**What to do**
Your answer should be one number: the count of lines in these entries that hold the word "solidifies".

— begin —

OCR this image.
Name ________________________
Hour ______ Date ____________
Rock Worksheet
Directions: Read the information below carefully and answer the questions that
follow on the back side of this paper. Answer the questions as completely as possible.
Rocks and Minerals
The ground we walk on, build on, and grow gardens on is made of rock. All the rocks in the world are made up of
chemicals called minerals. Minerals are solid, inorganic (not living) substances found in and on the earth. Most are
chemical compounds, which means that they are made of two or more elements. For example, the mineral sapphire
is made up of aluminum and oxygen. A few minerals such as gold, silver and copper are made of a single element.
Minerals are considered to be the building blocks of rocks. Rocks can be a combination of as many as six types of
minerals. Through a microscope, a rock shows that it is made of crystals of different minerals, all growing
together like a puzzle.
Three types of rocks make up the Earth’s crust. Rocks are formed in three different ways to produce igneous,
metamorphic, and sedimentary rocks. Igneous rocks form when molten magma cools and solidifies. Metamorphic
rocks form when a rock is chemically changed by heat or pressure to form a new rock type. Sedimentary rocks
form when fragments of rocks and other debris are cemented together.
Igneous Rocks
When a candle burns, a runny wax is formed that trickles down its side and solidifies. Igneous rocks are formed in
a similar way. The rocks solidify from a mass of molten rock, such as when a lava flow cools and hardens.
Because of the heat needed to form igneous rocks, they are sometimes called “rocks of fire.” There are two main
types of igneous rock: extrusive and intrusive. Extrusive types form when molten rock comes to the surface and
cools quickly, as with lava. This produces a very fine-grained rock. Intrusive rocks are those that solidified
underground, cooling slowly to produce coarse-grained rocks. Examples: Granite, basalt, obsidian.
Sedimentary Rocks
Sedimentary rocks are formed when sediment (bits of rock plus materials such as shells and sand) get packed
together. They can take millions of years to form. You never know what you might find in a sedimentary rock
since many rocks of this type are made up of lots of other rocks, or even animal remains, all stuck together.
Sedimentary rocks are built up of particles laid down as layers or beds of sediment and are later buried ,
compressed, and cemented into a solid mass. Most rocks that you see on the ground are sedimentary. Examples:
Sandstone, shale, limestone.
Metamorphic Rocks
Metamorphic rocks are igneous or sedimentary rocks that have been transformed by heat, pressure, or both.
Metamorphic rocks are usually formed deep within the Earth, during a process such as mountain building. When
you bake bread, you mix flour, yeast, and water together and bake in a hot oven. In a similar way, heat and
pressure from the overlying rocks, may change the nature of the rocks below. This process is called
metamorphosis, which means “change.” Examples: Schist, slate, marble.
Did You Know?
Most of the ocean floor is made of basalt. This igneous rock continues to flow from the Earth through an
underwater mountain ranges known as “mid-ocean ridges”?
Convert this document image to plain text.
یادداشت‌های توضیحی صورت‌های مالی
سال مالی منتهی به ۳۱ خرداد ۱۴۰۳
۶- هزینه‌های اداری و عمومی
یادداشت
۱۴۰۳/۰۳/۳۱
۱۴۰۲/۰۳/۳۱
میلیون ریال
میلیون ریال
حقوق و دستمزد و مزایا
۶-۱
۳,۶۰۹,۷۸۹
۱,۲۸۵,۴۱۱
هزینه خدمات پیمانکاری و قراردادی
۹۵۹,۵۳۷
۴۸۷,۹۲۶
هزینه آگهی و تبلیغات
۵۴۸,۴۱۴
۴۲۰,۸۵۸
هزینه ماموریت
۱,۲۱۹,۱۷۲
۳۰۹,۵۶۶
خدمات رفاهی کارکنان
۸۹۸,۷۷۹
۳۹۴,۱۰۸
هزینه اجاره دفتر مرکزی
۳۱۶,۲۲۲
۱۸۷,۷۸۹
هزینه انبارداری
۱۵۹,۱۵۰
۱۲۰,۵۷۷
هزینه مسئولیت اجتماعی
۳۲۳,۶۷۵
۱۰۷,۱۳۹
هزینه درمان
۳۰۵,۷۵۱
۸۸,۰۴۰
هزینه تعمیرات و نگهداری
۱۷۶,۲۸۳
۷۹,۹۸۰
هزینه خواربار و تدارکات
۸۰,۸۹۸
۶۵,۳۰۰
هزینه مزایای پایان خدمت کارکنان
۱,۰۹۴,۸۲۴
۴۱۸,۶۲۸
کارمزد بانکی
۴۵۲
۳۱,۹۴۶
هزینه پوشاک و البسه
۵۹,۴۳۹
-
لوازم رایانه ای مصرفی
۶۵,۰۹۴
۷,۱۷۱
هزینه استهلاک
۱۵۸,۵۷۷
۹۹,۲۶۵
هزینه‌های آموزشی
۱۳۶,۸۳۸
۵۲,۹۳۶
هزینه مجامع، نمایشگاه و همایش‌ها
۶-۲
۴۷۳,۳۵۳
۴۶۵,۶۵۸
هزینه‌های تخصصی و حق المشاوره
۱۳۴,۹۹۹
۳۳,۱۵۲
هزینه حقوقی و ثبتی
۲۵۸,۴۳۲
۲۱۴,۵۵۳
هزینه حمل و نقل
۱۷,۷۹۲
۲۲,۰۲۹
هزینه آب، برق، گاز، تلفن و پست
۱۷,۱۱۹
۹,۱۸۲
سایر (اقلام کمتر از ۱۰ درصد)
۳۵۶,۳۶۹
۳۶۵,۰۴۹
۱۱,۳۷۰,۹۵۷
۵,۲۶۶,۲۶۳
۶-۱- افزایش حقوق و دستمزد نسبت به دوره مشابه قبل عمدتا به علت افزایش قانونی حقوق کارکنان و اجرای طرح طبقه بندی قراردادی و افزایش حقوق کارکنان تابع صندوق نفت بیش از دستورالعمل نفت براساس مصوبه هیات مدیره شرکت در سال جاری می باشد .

— end —

**Expected output**
2